Fuente: Cruzado Español, Número 147, 1 de Mayo de 1964, páginas 7 – 8.
¿CUÁL ES EL MUNDO MEJOR?
Por F. Tusquets
Desde hace algún tiempo se publica en Madrid la revista «Cuadernos para el diálogo», en que firman sus trabajos y artículos nombres muy conocidos en el mundo «intelectual» de nuestro país. Claramente se advierte, con sólo hojearla, la relación de dicha revista con otras más antiguas y difundidas; pero, al revés de lo que parece debería ser por su título, se nos antoja que la línea directriz que en ella se sigue y se defiende es mucho más homogénea y circunscrita de lo que el referido título quiere indicar.
No entra ni por asomo entre nuestras aficiones la de terciar en discusiones, ni siquiera en pseudo-diálogos. Pero lo grave del caso es que, en el Número 5-6 de la referida publicación –correspondiente a Febrero-Marzo de este año–, se nombra a nuestra revista, Cruzado Español, con un espíritu muy poco propenso al «diálogo» y con ciertos prejuicios, o por lo menos sin verdaderas ganas de penetrar y querer comprender lo que se nos critica.

▶ _REGISTROS DE DATOS_:
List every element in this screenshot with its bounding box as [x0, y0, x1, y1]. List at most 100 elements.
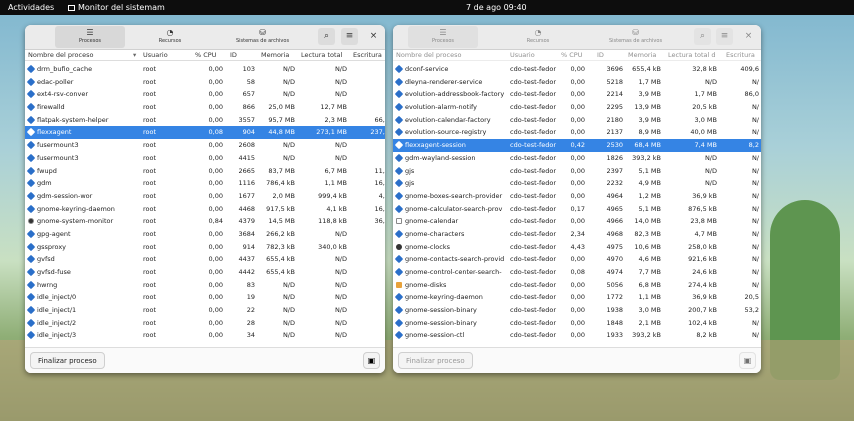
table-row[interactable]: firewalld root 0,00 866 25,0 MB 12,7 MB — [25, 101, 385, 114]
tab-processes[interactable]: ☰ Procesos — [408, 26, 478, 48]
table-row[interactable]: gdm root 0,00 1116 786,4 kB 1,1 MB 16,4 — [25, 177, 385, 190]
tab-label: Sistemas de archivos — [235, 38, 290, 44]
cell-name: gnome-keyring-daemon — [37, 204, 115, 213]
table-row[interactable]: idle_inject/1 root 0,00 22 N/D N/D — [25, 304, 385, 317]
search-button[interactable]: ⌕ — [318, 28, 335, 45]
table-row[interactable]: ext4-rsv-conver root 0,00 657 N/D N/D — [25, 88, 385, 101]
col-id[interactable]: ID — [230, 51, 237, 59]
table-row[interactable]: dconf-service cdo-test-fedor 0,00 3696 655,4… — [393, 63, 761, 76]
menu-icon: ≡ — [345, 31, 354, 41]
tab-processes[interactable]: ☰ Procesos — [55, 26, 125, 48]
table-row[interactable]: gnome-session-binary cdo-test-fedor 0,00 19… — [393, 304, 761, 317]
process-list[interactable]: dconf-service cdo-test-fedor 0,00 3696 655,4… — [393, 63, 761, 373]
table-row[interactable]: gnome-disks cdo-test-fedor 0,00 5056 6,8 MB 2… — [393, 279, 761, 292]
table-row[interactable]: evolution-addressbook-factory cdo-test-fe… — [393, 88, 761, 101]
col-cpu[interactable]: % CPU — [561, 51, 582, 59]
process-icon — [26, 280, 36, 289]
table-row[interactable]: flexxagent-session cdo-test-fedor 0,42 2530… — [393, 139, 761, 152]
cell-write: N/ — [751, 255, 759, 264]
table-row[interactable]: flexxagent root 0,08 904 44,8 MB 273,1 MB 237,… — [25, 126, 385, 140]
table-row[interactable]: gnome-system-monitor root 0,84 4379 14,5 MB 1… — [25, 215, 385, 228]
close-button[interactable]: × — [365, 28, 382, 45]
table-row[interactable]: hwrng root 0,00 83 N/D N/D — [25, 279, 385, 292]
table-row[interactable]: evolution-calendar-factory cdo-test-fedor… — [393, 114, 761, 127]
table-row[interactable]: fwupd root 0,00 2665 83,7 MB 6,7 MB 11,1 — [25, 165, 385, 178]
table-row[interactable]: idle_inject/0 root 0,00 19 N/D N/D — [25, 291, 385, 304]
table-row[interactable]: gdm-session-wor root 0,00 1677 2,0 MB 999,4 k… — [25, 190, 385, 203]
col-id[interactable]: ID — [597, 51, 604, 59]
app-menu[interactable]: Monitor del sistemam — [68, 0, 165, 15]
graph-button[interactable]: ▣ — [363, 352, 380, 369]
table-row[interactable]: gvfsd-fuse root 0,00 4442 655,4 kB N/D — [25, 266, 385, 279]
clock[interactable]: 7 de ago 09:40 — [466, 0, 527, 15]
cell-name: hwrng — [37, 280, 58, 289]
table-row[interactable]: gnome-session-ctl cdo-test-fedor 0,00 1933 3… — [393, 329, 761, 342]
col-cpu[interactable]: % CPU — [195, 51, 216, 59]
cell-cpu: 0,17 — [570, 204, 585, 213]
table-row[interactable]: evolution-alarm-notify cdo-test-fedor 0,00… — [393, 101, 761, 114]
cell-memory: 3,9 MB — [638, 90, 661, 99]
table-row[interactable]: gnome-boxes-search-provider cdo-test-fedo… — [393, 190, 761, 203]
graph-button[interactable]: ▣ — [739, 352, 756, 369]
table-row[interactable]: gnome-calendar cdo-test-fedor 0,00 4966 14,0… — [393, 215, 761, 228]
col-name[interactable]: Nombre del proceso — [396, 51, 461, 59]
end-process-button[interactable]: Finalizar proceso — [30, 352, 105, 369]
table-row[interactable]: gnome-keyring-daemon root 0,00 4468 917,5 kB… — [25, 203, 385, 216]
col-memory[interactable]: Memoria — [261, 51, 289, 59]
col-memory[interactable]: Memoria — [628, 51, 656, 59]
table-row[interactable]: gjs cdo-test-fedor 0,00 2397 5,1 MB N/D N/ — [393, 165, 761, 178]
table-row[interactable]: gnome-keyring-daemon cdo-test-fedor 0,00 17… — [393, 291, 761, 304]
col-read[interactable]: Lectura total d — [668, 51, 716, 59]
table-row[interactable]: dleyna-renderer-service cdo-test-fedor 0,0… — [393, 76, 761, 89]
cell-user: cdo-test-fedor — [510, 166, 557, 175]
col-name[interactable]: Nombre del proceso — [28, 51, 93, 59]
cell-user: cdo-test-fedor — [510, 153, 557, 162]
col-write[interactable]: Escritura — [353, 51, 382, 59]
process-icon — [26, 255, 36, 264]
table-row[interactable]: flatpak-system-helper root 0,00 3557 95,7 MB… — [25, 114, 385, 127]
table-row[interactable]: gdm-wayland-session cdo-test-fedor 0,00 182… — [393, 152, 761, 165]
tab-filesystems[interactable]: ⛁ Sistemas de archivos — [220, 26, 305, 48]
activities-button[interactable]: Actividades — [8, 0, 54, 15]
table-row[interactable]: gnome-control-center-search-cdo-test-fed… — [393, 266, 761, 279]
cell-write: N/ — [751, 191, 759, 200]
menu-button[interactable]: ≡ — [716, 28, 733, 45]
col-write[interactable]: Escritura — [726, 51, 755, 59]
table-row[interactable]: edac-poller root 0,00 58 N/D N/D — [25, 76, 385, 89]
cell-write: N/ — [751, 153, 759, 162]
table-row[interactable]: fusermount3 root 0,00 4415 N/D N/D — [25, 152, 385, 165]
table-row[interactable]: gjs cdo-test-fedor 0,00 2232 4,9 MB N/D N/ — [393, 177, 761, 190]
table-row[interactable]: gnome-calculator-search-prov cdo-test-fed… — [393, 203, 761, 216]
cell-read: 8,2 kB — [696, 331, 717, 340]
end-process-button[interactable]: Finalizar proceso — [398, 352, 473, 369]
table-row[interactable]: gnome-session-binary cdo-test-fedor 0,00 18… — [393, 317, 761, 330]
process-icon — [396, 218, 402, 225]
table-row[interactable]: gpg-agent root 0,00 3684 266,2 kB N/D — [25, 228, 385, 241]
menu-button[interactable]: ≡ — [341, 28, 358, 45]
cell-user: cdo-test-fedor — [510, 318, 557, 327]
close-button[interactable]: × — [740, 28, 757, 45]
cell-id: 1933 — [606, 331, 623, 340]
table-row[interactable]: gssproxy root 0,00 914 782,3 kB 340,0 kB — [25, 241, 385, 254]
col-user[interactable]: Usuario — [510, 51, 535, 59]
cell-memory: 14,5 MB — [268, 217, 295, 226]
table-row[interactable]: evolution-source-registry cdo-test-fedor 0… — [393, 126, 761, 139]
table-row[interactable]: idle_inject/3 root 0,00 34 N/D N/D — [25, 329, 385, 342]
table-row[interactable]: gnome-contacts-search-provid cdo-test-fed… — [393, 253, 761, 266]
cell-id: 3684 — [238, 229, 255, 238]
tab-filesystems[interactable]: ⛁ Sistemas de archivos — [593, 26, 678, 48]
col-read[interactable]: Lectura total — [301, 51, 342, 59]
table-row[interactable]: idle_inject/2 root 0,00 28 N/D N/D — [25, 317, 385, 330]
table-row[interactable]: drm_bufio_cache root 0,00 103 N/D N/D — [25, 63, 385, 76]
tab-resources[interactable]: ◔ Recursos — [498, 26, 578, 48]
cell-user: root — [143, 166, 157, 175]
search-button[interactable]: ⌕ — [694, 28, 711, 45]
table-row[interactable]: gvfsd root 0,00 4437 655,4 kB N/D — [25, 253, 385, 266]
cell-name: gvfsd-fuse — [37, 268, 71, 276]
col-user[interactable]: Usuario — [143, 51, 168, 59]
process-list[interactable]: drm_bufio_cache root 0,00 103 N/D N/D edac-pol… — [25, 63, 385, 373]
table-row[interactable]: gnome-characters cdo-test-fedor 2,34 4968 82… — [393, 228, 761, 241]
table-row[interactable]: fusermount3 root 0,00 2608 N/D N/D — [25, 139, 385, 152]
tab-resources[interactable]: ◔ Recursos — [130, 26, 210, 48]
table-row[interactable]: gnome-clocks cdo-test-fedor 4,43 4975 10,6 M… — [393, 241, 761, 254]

▶ _INSTRUCCIÓN_:
Indica si cada afirmación concuerda con el fragmento. Responde sí o no y cita literalmente las palabras del fragmento que lo deciden. (a) La revista «Cuadernos para el diálogo» se publica en Madrid. (b) En el fragmento se dice que terciar en discusiones es una de las aficiones de Cruzado Español. (c) La mención a Cruzado Español aparece en el Número 5-6 de «Cuadernos para el diálogo».

▶ _TAREA RESUELTA_:
(a) Sí: «se publica en Madrid la revista «Cuadernos para el diálogo»».
(b) No: «No entra ni por asomo entre nuestras aficiones la de terciar en discusiones».
(c) Sí: «en el Número 5-6 de la referida publicación –correspondiente a Febrero-Marzo de este año–, se nombra a nuestra revista, Cruzado Español».